AVAILABLE RECORDS.
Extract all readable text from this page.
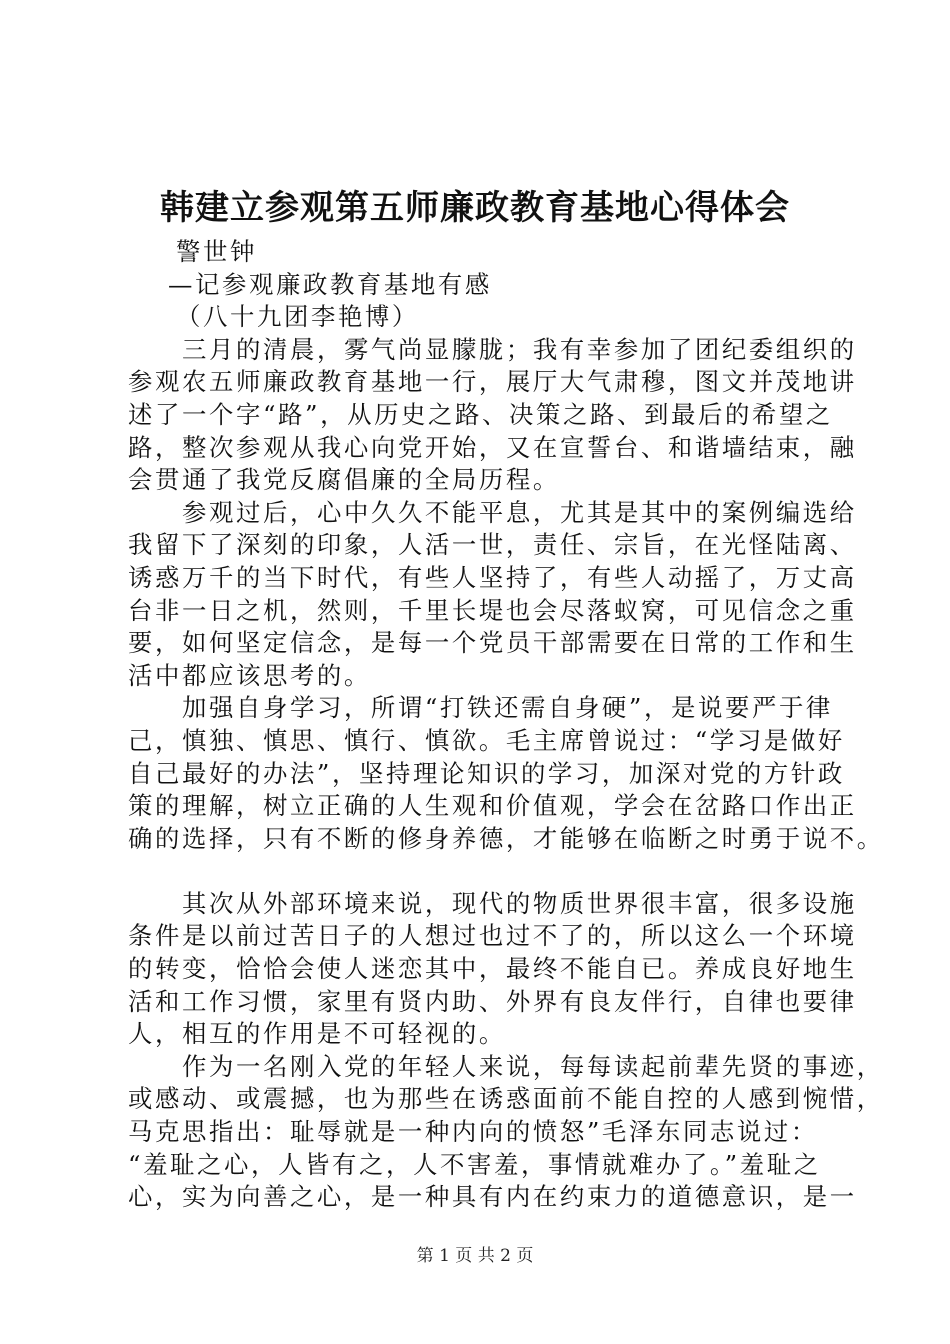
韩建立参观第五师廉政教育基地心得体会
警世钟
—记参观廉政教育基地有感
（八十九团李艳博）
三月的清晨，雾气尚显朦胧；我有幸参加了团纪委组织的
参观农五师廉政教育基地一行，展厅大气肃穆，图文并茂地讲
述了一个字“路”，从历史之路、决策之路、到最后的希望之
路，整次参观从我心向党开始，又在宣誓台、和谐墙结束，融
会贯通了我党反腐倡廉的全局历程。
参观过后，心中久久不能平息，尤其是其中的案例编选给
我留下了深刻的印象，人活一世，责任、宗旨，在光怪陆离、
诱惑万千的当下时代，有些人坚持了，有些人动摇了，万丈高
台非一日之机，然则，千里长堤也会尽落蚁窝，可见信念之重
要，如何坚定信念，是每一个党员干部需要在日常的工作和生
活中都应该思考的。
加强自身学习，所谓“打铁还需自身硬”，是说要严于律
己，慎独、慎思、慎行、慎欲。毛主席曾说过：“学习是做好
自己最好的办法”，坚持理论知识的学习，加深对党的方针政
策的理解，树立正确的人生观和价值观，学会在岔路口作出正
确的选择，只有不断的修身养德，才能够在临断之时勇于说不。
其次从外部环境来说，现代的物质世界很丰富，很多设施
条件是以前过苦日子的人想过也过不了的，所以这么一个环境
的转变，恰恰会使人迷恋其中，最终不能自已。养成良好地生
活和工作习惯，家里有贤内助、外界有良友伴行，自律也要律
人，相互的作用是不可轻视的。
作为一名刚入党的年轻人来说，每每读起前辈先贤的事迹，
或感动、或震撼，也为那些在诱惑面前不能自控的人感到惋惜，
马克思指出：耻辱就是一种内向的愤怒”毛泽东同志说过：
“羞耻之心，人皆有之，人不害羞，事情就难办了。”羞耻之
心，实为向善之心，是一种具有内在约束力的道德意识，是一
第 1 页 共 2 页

...

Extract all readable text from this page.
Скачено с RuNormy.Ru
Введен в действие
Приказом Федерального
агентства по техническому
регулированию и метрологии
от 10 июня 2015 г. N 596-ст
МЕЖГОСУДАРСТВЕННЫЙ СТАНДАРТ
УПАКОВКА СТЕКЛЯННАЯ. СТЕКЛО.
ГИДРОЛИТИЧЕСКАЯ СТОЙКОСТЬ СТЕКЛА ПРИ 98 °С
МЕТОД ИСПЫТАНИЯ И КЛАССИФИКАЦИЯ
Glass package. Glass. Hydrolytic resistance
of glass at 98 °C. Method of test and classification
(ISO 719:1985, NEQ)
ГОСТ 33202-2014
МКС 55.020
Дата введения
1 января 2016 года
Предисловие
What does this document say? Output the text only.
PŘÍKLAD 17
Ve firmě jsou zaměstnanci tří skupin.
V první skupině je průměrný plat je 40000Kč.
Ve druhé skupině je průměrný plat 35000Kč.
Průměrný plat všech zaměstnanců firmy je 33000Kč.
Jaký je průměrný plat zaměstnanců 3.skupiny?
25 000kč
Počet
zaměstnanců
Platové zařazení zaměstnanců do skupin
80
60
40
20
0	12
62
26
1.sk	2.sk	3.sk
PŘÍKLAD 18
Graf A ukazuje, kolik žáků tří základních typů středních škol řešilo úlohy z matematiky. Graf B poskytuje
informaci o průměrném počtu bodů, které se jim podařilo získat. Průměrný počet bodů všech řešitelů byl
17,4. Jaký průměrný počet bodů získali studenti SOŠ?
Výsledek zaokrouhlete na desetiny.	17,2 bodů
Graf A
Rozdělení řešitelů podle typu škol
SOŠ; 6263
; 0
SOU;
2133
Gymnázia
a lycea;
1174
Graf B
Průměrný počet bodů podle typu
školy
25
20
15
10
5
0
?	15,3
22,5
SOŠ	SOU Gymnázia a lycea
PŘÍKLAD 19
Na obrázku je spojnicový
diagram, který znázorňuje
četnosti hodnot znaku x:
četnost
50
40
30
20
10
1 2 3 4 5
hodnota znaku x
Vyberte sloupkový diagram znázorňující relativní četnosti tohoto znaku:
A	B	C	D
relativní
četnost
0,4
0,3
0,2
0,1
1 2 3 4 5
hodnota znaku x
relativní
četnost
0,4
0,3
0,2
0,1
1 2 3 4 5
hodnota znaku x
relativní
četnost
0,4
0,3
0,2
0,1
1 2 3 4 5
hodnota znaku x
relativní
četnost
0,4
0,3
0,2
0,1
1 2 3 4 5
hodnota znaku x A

---

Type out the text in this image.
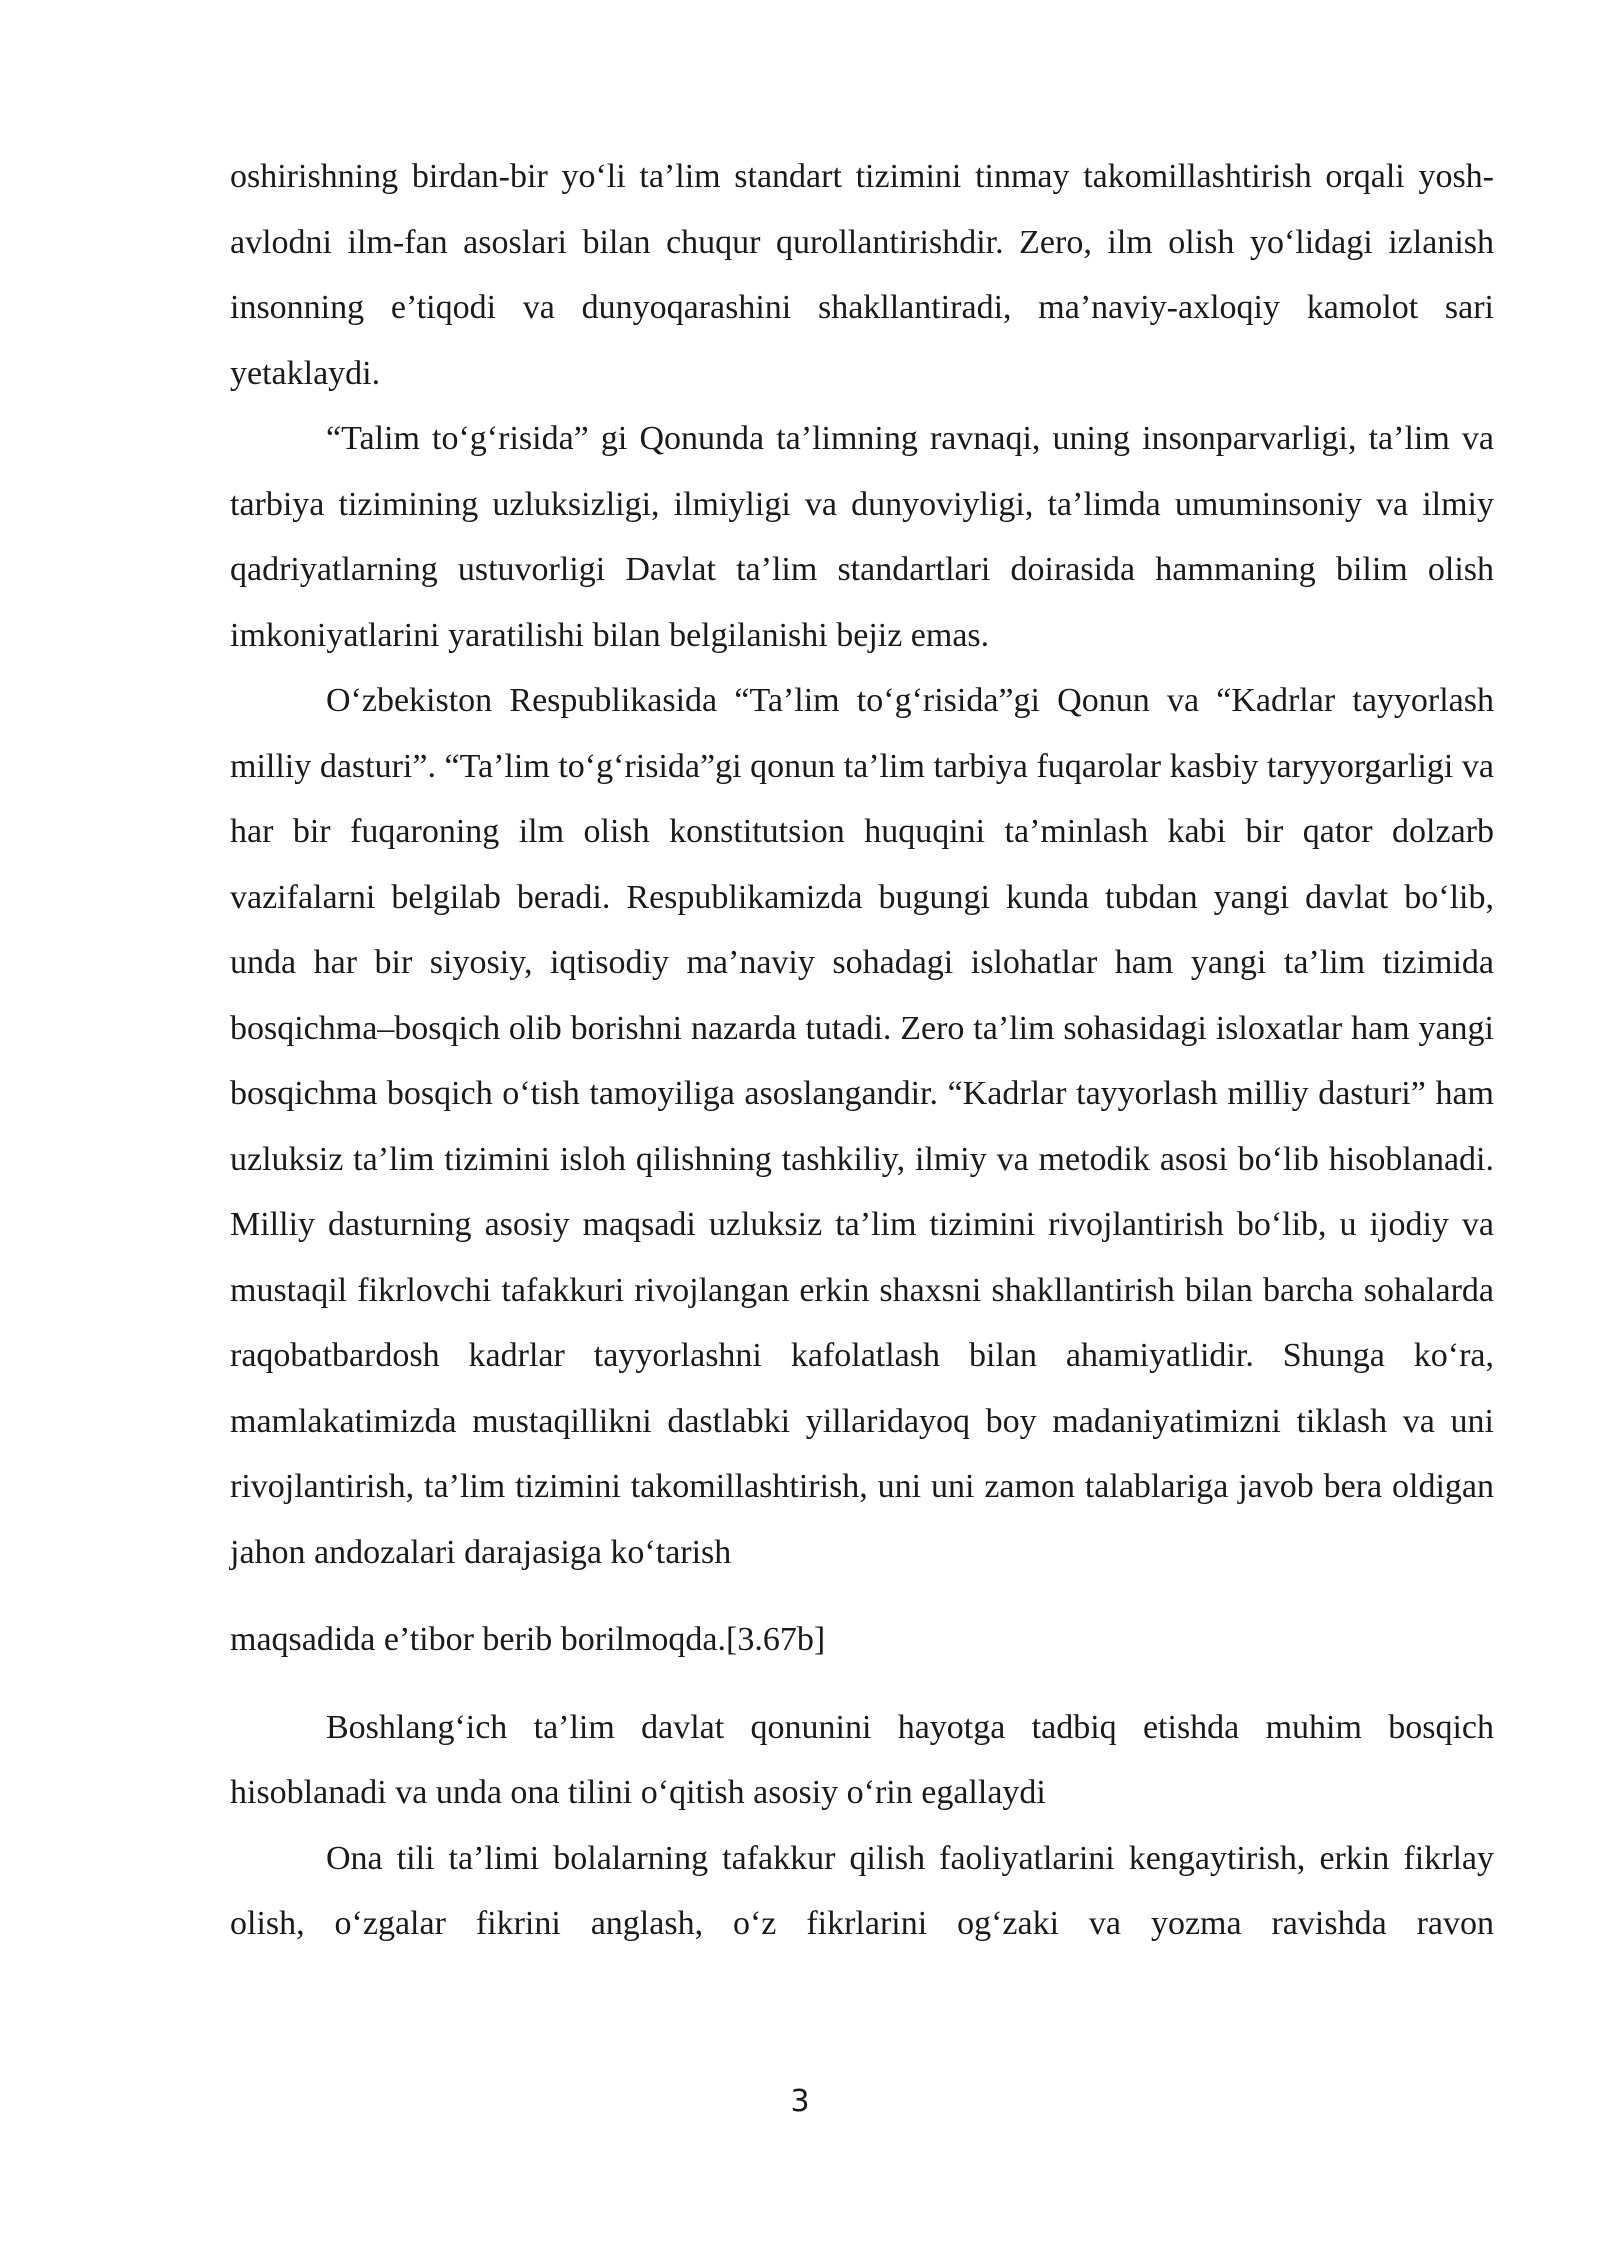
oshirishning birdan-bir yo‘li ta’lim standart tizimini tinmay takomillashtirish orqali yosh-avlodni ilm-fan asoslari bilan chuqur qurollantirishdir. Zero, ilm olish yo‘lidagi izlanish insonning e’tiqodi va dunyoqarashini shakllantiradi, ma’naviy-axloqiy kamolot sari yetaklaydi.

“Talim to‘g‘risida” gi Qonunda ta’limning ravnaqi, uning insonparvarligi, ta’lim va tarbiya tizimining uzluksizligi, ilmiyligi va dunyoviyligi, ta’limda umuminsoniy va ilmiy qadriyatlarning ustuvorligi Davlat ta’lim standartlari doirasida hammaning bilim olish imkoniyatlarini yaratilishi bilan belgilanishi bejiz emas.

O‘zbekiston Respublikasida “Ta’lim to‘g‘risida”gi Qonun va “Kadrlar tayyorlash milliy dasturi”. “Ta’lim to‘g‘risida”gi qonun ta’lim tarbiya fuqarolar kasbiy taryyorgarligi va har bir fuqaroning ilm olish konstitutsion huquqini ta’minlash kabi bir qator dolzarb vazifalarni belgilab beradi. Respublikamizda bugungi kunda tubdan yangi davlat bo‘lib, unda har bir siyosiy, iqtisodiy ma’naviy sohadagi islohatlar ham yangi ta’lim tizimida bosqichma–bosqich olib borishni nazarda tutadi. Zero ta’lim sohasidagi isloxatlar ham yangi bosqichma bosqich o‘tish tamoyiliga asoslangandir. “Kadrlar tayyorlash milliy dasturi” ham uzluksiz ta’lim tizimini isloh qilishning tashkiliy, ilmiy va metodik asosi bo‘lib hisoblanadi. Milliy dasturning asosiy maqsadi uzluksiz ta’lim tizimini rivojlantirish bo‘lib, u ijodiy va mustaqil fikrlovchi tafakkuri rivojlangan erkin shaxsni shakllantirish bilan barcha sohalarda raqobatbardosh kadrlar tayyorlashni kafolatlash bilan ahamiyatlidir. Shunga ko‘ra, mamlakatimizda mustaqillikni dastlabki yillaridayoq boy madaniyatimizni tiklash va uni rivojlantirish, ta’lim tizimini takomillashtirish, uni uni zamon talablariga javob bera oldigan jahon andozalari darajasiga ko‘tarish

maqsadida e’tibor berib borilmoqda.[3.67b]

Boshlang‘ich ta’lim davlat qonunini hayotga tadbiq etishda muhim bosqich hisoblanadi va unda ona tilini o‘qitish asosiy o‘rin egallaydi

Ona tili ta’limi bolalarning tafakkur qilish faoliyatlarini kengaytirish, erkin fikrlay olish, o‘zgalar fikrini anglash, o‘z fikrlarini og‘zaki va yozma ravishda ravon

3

EXERCISE DIRECTIONS. In the lines above, locate the string "všech". Copy every line where it occurs.

ANSWER TO THIS TASK.
Průměrný plat všech zaměstnanců firmy je 33000Kč.
informaci o průměrném počtu bodů, které se jim podařilo získat. Průměrný počet bodů všech řešitelů byl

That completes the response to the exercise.